• [EXERCISE BRIEF]: Please repeat all of the lines that follow, exactly as written.

***** RECORD EXCERPTS

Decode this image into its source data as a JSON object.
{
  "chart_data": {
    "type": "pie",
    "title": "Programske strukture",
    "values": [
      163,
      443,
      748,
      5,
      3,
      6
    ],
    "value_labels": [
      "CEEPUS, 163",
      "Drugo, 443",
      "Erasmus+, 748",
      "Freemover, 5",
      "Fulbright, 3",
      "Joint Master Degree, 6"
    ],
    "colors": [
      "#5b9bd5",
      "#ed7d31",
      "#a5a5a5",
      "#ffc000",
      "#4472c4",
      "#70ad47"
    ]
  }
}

**********

• [EXERCISE RESPONSE]:
Decode this image into its source data as a JSON object.
{
  "chart_data": {
    "type": "pie",
    "title": "Programske strukture",
    "values": [
      163,
      443,
      748,
      5,
      3,
      6
    ],
    "value_labels": [
      "CEEPUS, 163",
      "Drugo, 443",
      "Erasmus+, 748",
      "Freemover, 5",
      "Fulbright, 3",
      "Joint Master Degree, 6"
    ],
    "colors": [
      "#5b9bd5",
      "#ed7d31",
      "#a5a5a5",
      "#ffc000",
      "#4472c4",
      "#70ad47"
    ]
  }
}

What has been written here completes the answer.